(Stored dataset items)
- - -

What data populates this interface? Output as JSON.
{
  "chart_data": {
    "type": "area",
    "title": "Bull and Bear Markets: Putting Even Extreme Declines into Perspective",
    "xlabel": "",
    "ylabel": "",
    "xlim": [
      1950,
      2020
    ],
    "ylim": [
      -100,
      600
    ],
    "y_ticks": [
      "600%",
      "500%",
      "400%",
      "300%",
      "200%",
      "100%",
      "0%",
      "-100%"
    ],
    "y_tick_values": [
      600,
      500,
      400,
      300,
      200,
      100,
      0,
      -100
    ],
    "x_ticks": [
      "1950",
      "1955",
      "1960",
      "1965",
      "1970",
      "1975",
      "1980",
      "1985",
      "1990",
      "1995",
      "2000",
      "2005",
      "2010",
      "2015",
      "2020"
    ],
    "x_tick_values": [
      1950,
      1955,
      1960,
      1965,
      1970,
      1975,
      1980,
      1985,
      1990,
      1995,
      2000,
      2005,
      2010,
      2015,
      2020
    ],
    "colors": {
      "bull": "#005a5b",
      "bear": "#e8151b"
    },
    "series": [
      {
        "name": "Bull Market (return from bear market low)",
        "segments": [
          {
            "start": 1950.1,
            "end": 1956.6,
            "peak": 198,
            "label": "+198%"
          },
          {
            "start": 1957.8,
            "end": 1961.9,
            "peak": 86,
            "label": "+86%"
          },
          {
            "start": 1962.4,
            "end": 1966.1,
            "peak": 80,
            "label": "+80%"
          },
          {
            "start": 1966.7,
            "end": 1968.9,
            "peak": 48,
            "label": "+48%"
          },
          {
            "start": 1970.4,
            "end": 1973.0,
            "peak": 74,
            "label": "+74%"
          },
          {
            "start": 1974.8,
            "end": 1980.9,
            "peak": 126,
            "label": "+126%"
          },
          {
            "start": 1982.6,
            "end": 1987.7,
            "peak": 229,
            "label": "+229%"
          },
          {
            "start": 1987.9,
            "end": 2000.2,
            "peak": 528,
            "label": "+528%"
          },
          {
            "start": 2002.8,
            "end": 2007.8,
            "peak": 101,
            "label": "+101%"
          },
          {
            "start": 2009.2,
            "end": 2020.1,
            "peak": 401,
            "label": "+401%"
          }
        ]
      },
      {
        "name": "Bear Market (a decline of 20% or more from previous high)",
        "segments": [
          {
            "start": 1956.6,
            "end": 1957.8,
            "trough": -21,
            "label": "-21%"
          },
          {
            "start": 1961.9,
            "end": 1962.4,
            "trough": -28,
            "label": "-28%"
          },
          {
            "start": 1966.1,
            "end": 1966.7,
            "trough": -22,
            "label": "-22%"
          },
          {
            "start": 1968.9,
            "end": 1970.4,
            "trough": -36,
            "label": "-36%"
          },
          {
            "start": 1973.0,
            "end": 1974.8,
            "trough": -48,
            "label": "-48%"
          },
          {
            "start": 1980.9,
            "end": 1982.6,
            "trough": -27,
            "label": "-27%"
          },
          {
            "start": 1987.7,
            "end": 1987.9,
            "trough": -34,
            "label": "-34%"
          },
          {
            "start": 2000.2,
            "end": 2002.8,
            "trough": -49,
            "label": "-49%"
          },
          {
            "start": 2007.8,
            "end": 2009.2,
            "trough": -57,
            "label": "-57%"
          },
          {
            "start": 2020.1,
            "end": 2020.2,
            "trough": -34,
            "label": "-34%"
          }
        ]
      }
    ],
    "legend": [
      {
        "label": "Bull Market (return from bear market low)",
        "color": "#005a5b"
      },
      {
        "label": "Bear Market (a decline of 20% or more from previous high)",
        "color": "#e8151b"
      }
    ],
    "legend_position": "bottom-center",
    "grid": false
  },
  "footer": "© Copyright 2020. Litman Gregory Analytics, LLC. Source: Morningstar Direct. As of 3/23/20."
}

- - -

▶ TASK PROMPT: Reproduce each entry above exactly, keeping every word.

▶ THE RESULT:
What data populates this interface? Output as JSON.
{
  "chart_data": {
    "type": "area",
    "title": "Bull and Bear Markets: Putting Even Extreme Declines into Perspective",
    "xlabel": "",
    "ylabel": "",
    "xlim": [
      1950,
      2020
    ],
    "ylim": [
      -100,
      600
    ],
    "y_ticks": [
      "600%",
      "500%",
      "400%",
      "300%",
      "200%",
      "100%",
      "0%",
      "-100%"
    ],
    "y_tick_values": [
      600,
      500,
      400,
      300,
      200,
      100,
      0,
      -100
    ],
    "x_ticks": [
      "1950",
      "1955",
      "1960",
      "1965",
      "1970",
      "1975",
      "1980",
      "1985",
      "1990",
      "1995",
      "2000",
      "2005",
      "2010",
      "2015",
      "2020"
    ],
    "x_tick_values": [
      1950,
      1955,
      1960,
      1965,
      1970,
      1975,
      1980,
      1985,
      1990,
      1995,
      2000,
      2005,
      2010,
      2015,
      2020
    ],
    "colors": {
      "bull": "#005a5b",
      "bear": "#e8151b"
    },
    "series": [
      {
        "name": "Bull Market (return from bear market low)",
        "segments": [
          {
            "start": 1950.1,
            "end": 1956.6,
            "peak": 198,
            "label": "+198%"
          },
          {
            "start": 1957.8,
            "end": 1961.9,
            "peak": 86,
            "label": "+86%"
          },
          {
            "start": 1962.4,
            "end": 1966.1,
            "peak": 80,
            "label": "+80%"
          },
          {
            "start": 1966.7,
            "end": 1968.9,
            "peak": 48,
            "label": "+48%"
          },
          {
            "start": 1970.4,
            "end": 1973.0,
            "peak": 74,
            "label": "+74%"
          },
          {
            "start": 1974.8,
            "end": 1980.9,
            "peak": 126,
            "label": "+126%"
          },
          {
            "start": 1982.6,
            "end": 1987.7,
            "peak": 229,
            "label": "+229%"
          },
          {
            "start": 1987.9,
            "end": 2000.2,
            "peak": 528,
            "label": "+528%"
          },
          {
            "start": 2002.8,
            "end": 2007.8,
            "peak": 101,
            "label": "+101%"
          },
          {
            "start": 2009.2,
            "end": 2020.1,
            "peak": 401,
            "label": "+401%"
          }
        ]
      },
      {
        "name": "Bear Market (a decline of 20% or more from previous high)",
        "segments": [
          {
            "start": 1956.6,
            "end": 1957.8,
            "trough": -21,
            "label": "-21%"
          },
          {
            "start": 1961.9,
            "end": 1962.4,
            "trough": -28,
            "label": "-28%"
          },
          {
            "start": 1966.1,
            "end": 1966.7,
            "trough": -22,
            "label": "-22%"
          },
          {
            "start": 1968.9,
            "end": 1970.4,
            "trough": -36,
            "label": "-36%"
          },
          {
            "start": 1973.0,
            "end": 1974.8,
            "trough": -48,
            "label": "-48%"
          },
          {
            "start": 1980.9,
            "end": 1982.6,
            "trough": -27,
            "label": "-27%"
          },
          {
            "start": 1987.7,
            "end": 1987.9,
            "trough": -34,
            "label": "-34%"
          },
          {
            "start": 2000.2,
            "end": 2002.8,
            "trough": -49,
            "label": "-49%"
          },
          {
            "start": 2007.8,
            "end": 2009.2,
            "trough": -57,
            "label": "-57%"
          },
          {
            "start": 2020.1,
            "end": 2020.2,
            "trough": -34,
            "label": "-34%"
          }
        ]
      }
    ],
    "legend": [
      {
        "label": "Bull Market (return from bear market low)",
        "color": "#005a5b"
      },
      {
        "label": "Bear Market (a decline of 20% or more from previous high)",
        "color": "#e8151b"
      }
    ],
    "legend_position": "bottom-center",
    "grid": false
  },
  "footer": "© Copyright 2020. Litman Gregory Analytics, LLC. Source: Morningstar Direct. As of 3/23/20."
}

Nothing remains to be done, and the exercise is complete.